REQUIRED TASK: Copy every line that contains the string "placeholder" from the entries below.

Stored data
************

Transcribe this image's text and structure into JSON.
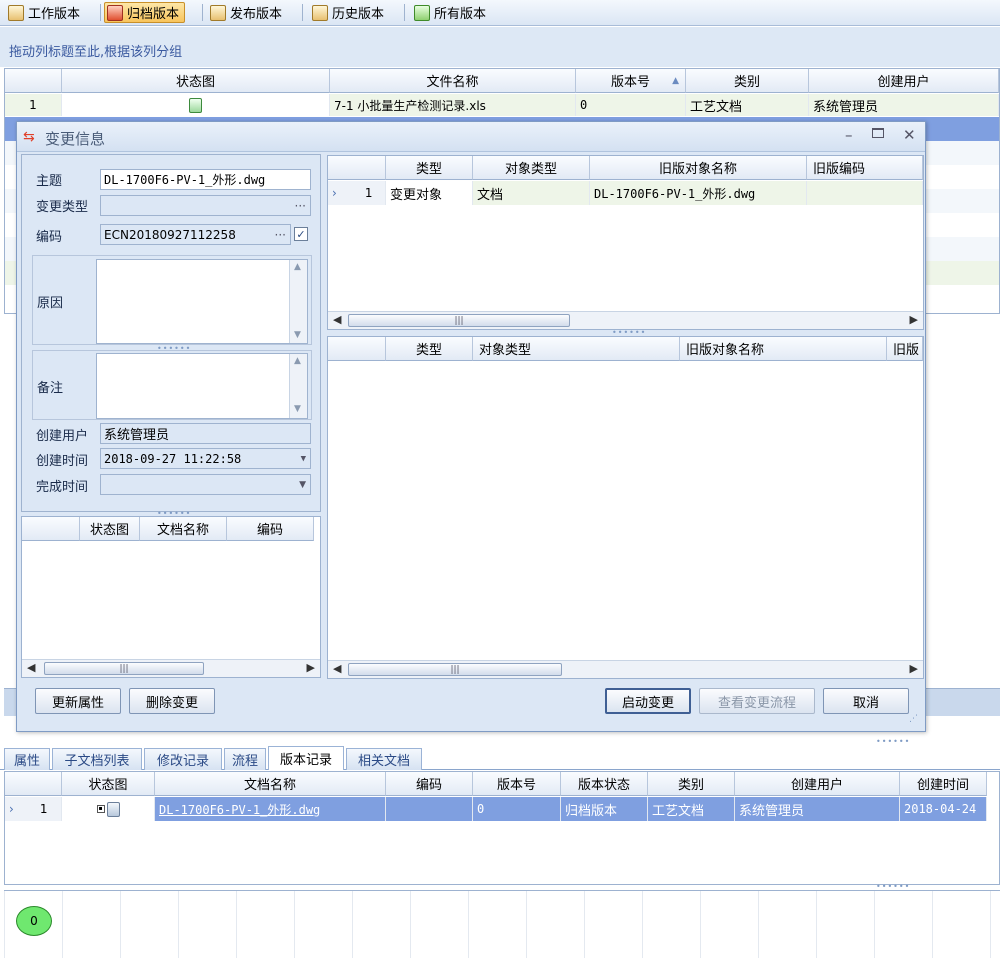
{
  "toolbar": {
    "buttons": [
      {
        "label": "工作版本"
      },
      {
        "label": "归档版本"
      },
      {
        "label": "发布版本"
      },
      {
        "label": "历史版本"
      },
      {
        "label": "所有版本"
      }
    ]
  },
  "group_panel": {
    "text": "拖动列标题至此,根据该列分组"
  },
  "main_grid": {
    "columns": [
      "状态图",
      "文件名称",
      "版本号",
      "类别",
      "创建用户"
    ],
    "rows": [
      {
        "no": "1",
        "file": "7-1 小批量生产检测记录.xls",
        "version": "0",
        "category": "工艺文档",
        "user": "系统管理员"
      }
    ]
  },
  "dialog": {
    "title": "变更信息",
    "form": {
      "subject_label": "主题",
      "subject_value": "DL-1700F6-PV-1_外形.dwg",
      "change_type_label": "变更类型",
      "code_label": "编码",
      "code_value": "ECN20180927112258",
      "reason_label": "原因",
      "remark_label": "备注",
      "creator_label": "创建用户",
      "creator_value": "系统管理员",
      "created_time_label": "创建时间",
      "created_time_value": "2018-09-27 11:22:58",
      "finished_time_label": "完成时间",
      "ellipsis": "···",
      "checkbox": "✓"
    },
    "left_grid": {
      "columns": [
        "状态图",
        "文档名称",
        "编码"
      ]
    },
    "top_grid": {
      "columns": [
        "类型",
        "对象类型",
        "旧版对象名称",
        "旧版编码"
      ],
      "rows": [
        {
          "no": "1",
          "type": "变更对象",
          "object_type": "文档",
          "old_name": "DL-1700F6-PV-1_外形.dwg",
          "old_code": ""
        }
      ]
    },
    "bottom_grid": {
      "columns": [
        "类型",
        "对象类型",
        "旧版对象名称",
        "旧版"
      ]
    },
    "buttons": {
      "update": "更新属性",
      "delete": "删除变更",
      "start": "启动变更",
      "view_flow": "查看变更流程",
      "cancel": "取消"
    }
  },
  "tabs": [
    "属性",
    "子文档列表",
    "修改记录",
    "流程",
    "版本记录",
    "相关文档"
  ],
  "active_tab": "版本记录",
  "version_grid": {
    "columns": [
      "状态图",
      "文档名称",
      "编码",
      "版本号",
      "版本状态",
      "类别",
      "创建用户",
      "创建时间"
    ],
    "rows": [
      {
        "no": "1",
        "name": "DL-1700F6-PV-1_外形.dwg",
        "code": "",
        "version": "0",
        "status": "归档版本",
        "category": "工艺文档",
        "user": "系统管理员",
        "time": "2018-04-24"
      }
    ]
  },
  "flow": {
    "node_label": "0"
  }
}
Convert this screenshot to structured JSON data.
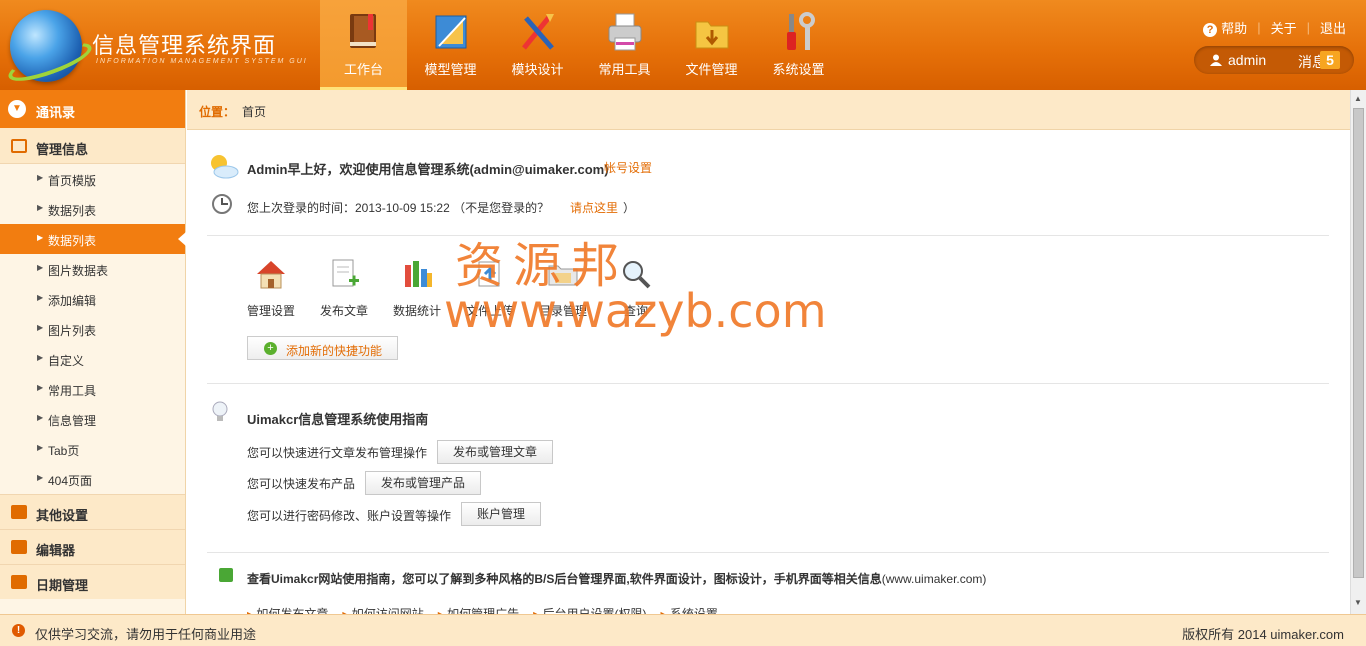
{
  "header": {
    "title": "信息管理系统界面",
    "subtitle": "INFORMATION MANAGEMENT SYSTEM GUI",
    "nav": [
      {
        "label": "工作台",
        "icon": "book-icon",
        "active": true
      },
      {
        "label": "模型管理",
        "icon": "ruler-icon",
        "active": false
      },
      {
        "label": "模块设计",
        "icon": "design-tools-icon",
        "active": false
      },
      {
        "label": "常用工具",
        "icon": "printer-icon",
        "active": false
      },
      {
        "label": "文件管理",
        "icon": "folder-icon",
        "active": false
      },
      {
        "label": "系统设置",
        "icon": "wrench-icon",
        "active": false
      }
    ],
    "top_links": {
      "help": "帮助",
      "about": "关于",
      "logout": "退出"
    },
    "user": {
      "name": "admin",
      "messages_label": "消息",
      "messages_count": "5"
    }
  },
  "sidebar": {
    "header": "通讯录",
    "group_main": "管理信息",
    "items": [
      "首页模版",
      "数据列表",
      "数据列表",
      "图片数据表",
      "添加编辑",
      "图片列表",
      "自定义",
      "常用工具",
      "信息管理",
      "Tab页",
      "404页面"
    ],
    "active_index": 2,
    "groups_bottom": [
      "其他设置",
      "编辑器",
      "日期管理"
    ]
  },
  "breadcrumb": {
    "label": "位置：",
    "home": "首页"
  },
  "main": {
    "welcome": "Admin早上好，欢迎使用信息管理系统(admin@uimaker.com)",
    "account_link": "帐号设置",
    "last_login_prefix": "您上次登录的时间：2013-10-09 15:22 （不是您登录的？",
    "last_login_link": "请点这里",
    "last_login_suffix": "）",
    "quick": [
      {
        "label": "管理设置",
        "icon": "home-icon"
      },
      {
        "label": "发布文章",
        "icon": "new-document-icon"
      },
      {
        "label": "数据统计",
        "icon": "bar-chart-icon"
      },
      {
        "label": "文件上传",
        "icon": "upload-icon"
      },
      {
        "label": "目录管理",
        "icon": "directory-icon"
      },
      {
        "label": "查询",
        "icon": "magnifier-icon"
      }
    ],
    "add_quick": "添加新的快捷功能",
    "guide_title": "Uimakcr信息管理系统使用指南",
    "guide_rows": [
      {
        "text": "您可以快速进行文章发布管理操作",
        "button": "发布或管理文章"
      },
      {
        "text": "您可以快速发布产品",
        "button": "发布或管理产品"
      },
      {
        "text": "您可以进行密码修改、账户设置等操作",
        "button": "账户管理"
      }
    ],
    "site_title_bold": "查看Uimakcr网站使用指南，您可以了解到多种风格的B/S后台管理界面,软件界面设计，图标设计，手机界面等相关信息",
    "site_title_normal": "(www.uimaker.com)",
    "site_links": [
      "如何发布文章",
      "如何访问网站",
      "如何管理广告",
      "后台用户设置(权限)",
      "系统设置"
    ]
  },
  "watermark": {
    "line1": "资源邦",
    "line2": "www.wazyb.com"
  },
  "footer": {
    "left": "仅供学习交流，请勿用于任何商业用途",
    "right": "版权所有 2014 uimaker.com"
  }
}
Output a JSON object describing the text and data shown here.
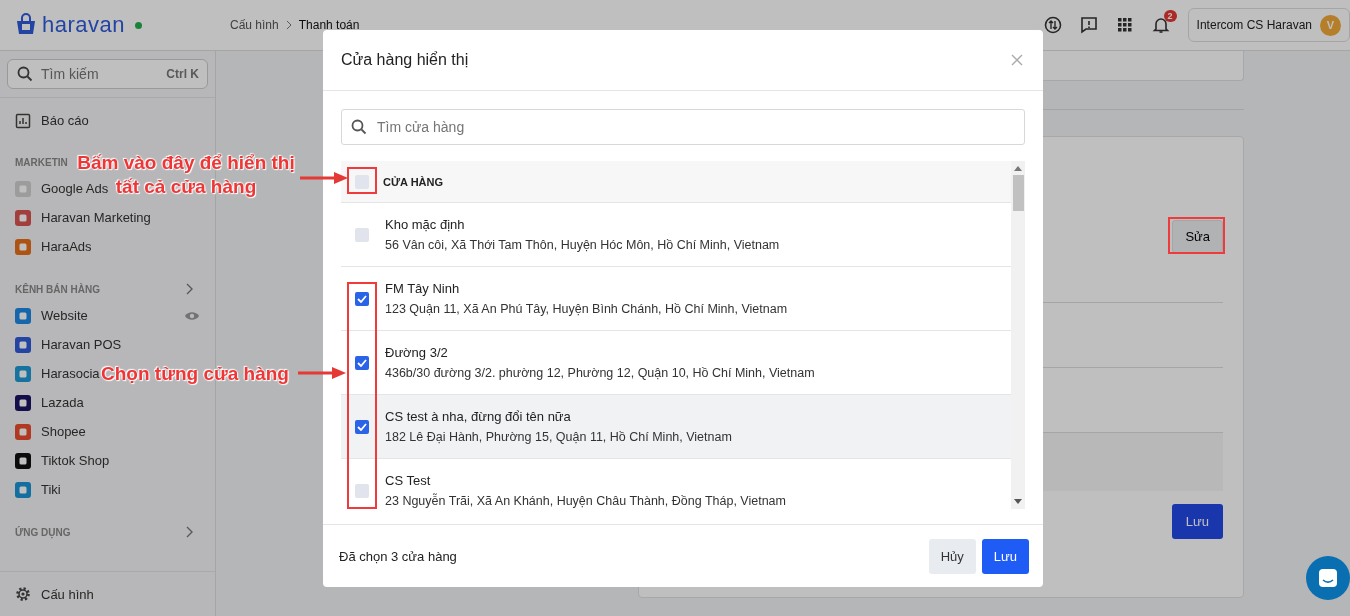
{
  "topbar": {
    "logo": "haravan",
    "online": true,
    "breadcrumb": [
      "Cấu hình",
      "Thanh toán"
    ],
    "notification_count": "2",
    "account": {
      "name": "Intercom CS Haravan",
      "avatar": "V"
    }
  },
  "sidebar": {
    "search": {
      "placeholder": "Tìm kiếm",
      "shortcut": "Ctrl K"
    },
    "top_items": [
      {
        "label": "Báo cáo"
      }
    ],
    "sections": [
      {
        "title": "MARKETIN",
        "items": [
          {
            "label": "Google Ads"
          },
          {
            "label": "Haravan Marketing"
          },
          {
            "label": "HaraAds"
          }
        ]
      },
      {
        "title": "KÊNH BÁN HÀNG",
        "expandable": true,
        "items": [
          {
            "label": "Website",
            "visible_toggle": true
          },
          {
            "label": "Haravan POS"
          },
          {
            "label": "Harasocia"
          },
          {
            "label": "Lazada"
          },
          {
            "label": "Shopee"
          },
          {
            "label": "Tiktok Shop"
          },
          {
            "label": "Tiki"
          }
        ]
      },
      {
        "title": "ỨNG DỤNG",
        "expandable": true
      }
    ],
    "footer": {
      "label": "Cấu hình"
    }
  },
  "main": {
    "edit_button": "Sửa",
    "save_button": "Lưu"
  },
  "modal": {
    "title": "Cửa hàng hiển thị",
    "search": {
      "placeholder": "Tìm cửa hàng"
    },
    "header": {
      "label": "CỬA HÀNG",
      "checked": false
    },
    "stores": [
      {
        "name": "Kho mặc định",
        "address": "56 Vân côi, Xã Thới Tam Thôn, Huyện Hóc Môn, Hồ Chí Minh, Vietnam",
        "checked": false,
        "hovered": false
      },
      {
        "name": "FM Tây Ninh",
        "address": "123 Quận 11, Xã An Phú Tây, Huyện Bình Chánh, Hồ Chí Minh, Vietnam",
        "checked": true,
        "hovered": false
      },
      {
        "name": "Đường 3/2",
        "address": "436b/30 đường 3/2. phường 12, Phường 12, Quận 10, Hồ Chí Minh, Vietnam",
        "checked": true,
        "hovered": false
      },
      {
        "name": "CS test à nha, đừng đổi tên nữa",
        "address": "182 Lê Đại Hành, Phường 15, Quận 11, Hồ Chí Minh, Vietnam",
        "checked": true,
        "hovered": true
      },
      {
        "name": "CS Test",
        "address": "23 Nguyễn Trãi, Xã An Khánh, Huyện Châu Thành, Đồng Tháp, Vietnam",
        "checked": false,
        "hovered": false
      }
    ],
    "summary": "Đã chọn 3 cửa hàng",
    "buttons": [
      {
        "label": "Hủy",
        "kind": "secondary"
      },
      {
        "label": "Lưu",
        "kind": "primary"
      }
    ]
  },
  "annotations": [
    {
      "lines": [
        "Bấm vào đây để hiển thị",
        "tất cả cửa hàng"
      ]
    },
    {
      "lines": [
        "Chọn từng cửa hàng"
      ]
    }
  ]
}
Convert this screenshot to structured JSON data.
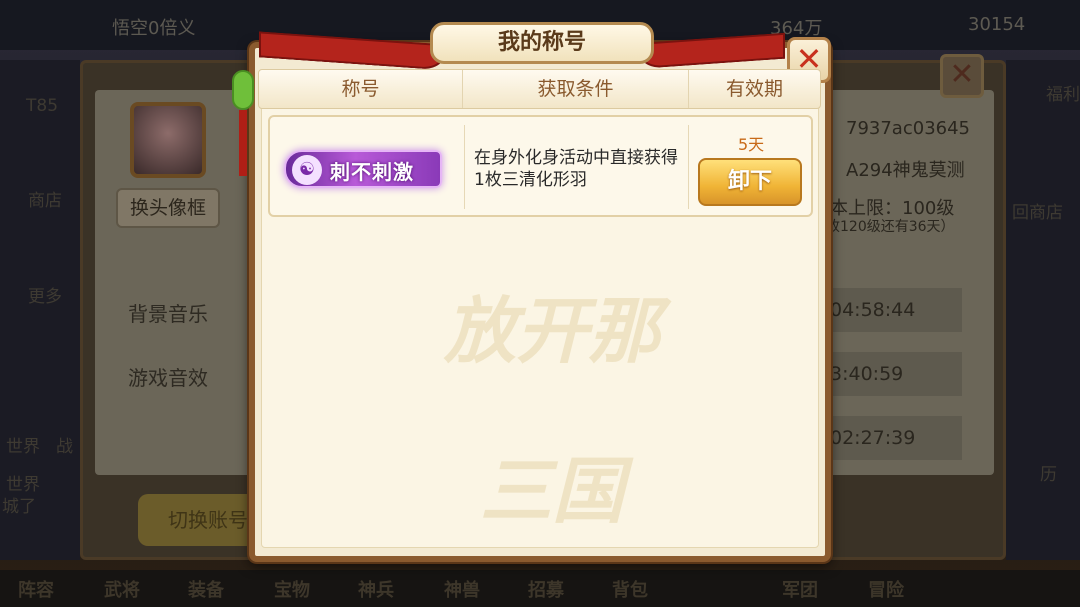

************

RESULT BELOW:
      "placeholder": "Tìm kiếm",
      "placeholder": "Tìm cửa hàng"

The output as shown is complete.